Письменное задание A:
Переведите на английский язык следующее предложение из текста о России и Европе: «Известно, что одним из главных вопросов, вокруг которого велась дискуссия, был вопрос о Европе и месте России в мировом порядке».
Письменное задание B:
Возобновите изложение в тексте о России и Европе, начав сразу после его последнего предложения.

Подобное уничижительное в глазах декабристов сопоставление в общественном сознании неминуемо перешло в противопоставление. Что и произошло на практике в годы николаевского правления, когда внешнеполитические успехи и внутренняя стабильность на фоне «европейских неустройств» стали выдаваться за доказательства особых достижений России. Вспомним начальника III отделения А.Х. Бенкендорфа, провозглашавшего, что прошлое у России замечательно, настоящее великолепно, а будущее не поддается самому пылкому воображению. Эти же настроения, но с обратным знаком проникли в общественное сознание. Вопреки официальному самовосхвалению России П.Я. Чаадаев скорбно и резко констатировал, что Отечество наше не принадлежит «ни к Востоку, ни к Западу и у нас нет традиций ни того ни другого», он настаивал, что пример Европы - не российский путь и ей предстоит выполнить особую миссию [26, с. 41, 157].

Выступление Чаадаева породило известную полемику, разделившую русское общество 1830-1840 гг. на славянофилов и западников. Известно, что одним из главных вопросов, вокруг которого велась дискуссия, был вопрос о Европе и месте России в мировом порядке. Между тем в международном дискурсе в определении ранга и принадлежности страны начинают учитываться новые компоненты, в частности все большую роль начинают играть факторы промышленного развития, эффективности системы управления и взаимодействия общества и власти, развития законности, массовой культуры [21, с. 170-172]. Меняется и объект оценки: от принятого в XVIII в. определения «европейскости» по правящему дому, двору и аристократии в XIX столетии стали оценивать развитость страны по обществу, а в ХХ в. - по народу. По всем этим параметрам Россия 1830-1850-х гг. не соответствовала новым либеральным и модернистским стандартам, ситуация усугублялась ростом негативных

оценок России в западном общественном мнении, обусловленных польским вопросом и той реакционной ролью, какую играла страна на континенте. Примером нового понимания европейскости может служить известное повествование маркиза Астольфа де Кюстина о его путешествии в Россию. Француз просто мыслил категориями нового времени: «Российская империя - это лагерная дисциплина вместо государственного устройства, это осадное положение, возведенное в ранг нормального состояния общества» [27, с. 132]. Между тем в русском обществе справедливые свидетельства воспринимались как злобные и предвзятые клеветы.

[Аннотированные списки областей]
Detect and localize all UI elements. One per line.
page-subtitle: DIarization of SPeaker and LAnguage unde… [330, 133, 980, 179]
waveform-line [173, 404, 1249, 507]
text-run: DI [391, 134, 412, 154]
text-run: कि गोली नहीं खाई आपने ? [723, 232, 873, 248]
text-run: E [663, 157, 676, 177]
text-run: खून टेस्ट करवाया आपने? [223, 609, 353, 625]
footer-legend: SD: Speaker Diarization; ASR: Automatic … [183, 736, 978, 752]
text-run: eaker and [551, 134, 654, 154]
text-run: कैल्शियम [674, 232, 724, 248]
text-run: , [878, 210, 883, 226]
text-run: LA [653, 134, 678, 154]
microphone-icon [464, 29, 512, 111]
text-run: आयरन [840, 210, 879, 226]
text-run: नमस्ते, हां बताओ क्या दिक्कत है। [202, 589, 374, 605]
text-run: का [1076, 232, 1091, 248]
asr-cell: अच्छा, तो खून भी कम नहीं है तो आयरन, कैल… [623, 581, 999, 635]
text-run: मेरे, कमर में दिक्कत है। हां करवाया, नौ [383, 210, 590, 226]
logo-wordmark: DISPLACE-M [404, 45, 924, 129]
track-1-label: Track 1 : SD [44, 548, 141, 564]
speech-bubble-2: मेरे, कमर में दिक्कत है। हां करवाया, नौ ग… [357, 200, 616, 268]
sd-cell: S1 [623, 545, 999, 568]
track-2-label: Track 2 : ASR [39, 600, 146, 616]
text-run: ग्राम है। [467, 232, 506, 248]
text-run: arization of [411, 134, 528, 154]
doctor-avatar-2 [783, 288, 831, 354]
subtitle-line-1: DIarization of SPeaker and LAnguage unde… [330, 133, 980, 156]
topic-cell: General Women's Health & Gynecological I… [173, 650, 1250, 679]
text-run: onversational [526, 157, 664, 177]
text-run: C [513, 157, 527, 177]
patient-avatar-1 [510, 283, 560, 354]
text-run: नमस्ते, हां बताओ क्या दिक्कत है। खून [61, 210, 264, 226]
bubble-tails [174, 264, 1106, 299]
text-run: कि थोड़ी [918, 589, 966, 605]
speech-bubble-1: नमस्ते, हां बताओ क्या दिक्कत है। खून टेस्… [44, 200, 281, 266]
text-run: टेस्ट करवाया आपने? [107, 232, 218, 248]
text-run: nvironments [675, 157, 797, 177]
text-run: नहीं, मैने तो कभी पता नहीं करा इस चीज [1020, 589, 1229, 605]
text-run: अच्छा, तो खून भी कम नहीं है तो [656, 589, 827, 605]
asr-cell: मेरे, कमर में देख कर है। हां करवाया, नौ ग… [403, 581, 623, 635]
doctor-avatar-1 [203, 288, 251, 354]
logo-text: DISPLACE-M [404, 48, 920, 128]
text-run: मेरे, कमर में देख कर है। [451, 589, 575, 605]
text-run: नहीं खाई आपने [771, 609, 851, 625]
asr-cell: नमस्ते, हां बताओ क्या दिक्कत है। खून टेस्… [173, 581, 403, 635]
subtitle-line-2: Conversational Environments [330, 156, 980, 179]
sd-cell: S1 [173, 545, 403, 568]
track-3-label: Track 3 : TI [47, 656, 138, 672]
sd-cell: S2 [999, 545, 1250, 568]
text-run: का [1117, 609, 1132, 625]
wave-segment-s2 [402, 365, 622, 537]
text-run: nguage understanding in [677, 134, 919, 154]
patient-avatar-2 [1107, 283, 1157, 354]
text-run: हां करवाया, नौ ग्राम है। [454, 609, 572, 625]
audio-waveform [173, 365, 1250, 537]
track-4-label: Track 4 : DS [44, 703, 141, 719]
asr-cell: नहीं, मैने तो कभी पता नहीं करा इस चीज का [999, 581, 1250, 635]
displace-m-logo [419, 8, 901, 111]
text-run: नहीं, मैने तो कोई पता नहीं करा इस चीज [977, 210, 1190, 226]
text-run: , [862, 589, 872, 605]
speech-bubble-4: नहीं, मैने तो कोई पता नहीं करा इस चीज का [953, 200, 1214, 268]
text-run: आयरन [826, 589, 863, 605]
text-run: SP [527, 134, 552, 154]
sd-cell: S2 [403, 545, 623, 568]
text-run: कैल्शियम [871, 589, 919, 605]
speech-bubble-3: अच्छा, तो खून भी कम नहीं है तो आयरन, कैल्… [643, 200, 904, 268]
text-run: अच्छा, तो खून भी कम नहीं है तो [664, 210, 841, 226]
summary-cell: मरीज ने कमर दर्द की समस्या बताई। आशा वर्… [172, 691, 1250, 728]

Ответ A:
It is well known that one of the main questions around which the debate revolved was the question of Europe and Russia's place in the world order.

Ответ B:
Оскорбленное национальное чувство и пробуждающееся национальное самосознание привело к обращению к национальным корням и к отказу от безоговорочной ориентации на Европу. Наиболее последовательное отрицание Европы принадлежало тогда славянофилам, хотя и западник Чаадаев укорял европейцев за то, что те отвергли Россию. Иван Киреевский - духовный вдохновитель славянофильства, как и Чаадаев, начинал с устремления к Западу, для него существовала одна цивилизация - западноевропейская. Переломным моментом для него стали польские события 1830-1831 гг. и реакция на них со стороны Европы, единодушно вставшей на сторону мятежников. Вера в Запад у него сменилась верой в Россию. Но в этом новом направлении он пошел дальше Чаадаева. Конфликт с Западом превратился в его отрицание [28, с. 80-83]. Еще категоричнее в утверждении России и решительнее в критике Запада Константин Аксаков. «Россия - земля совершенно самобытная. Пути Русский и Западно-Европейский совершенно разные... и народы, идущие ими, никогда не согласятся в своих воззрениях» [29].

Позиция западников в этом споре - поиск компромисса между их внутренней тягой к Европе и любовью к Отечеству. Поэтому в упреках со стороны они видели повод для борьбы и преодоления российских бед. У Чаадаева мысль эта выражена в таком пассаже: «Россия - целый особый мир, покорный воле, произволению и фантазии одного человека. это олицетворение произвола. И поэтому было бы полезно не только в интересах других народов, а в ее собственных инте-

ресах - заставить ее перейти на новые пути» [26, с. 369].

Устремленность к Европе, преодоление ложного патриотизма, отрицание национальной традиции характерны и для раннего западнического периода взглядов А.И. Герцена. Любовь к Западу для него - любовь к свободе, революции, прогрессу, «сильной жизни». Запад - вершина общечеловеческой цивилизации. все прошлое и настоящее человечества». Однако любя Европу на расстоянии, Герцен ушел от Европы, оказавшись ее гражданином, разочаровавшись в ее недостаточной революционности. Не видя возможности применения приемов западной политической борьбы и страшась российского воплощения «мещанской цивилизации» Европы, Герцен в качестве социального идеала принял коллективизм русской общины и крестьянский бунт как способы его реализации [30], т. е. перешел к опоре на национальную традицию как будущую основу прогресса и победоносной революции.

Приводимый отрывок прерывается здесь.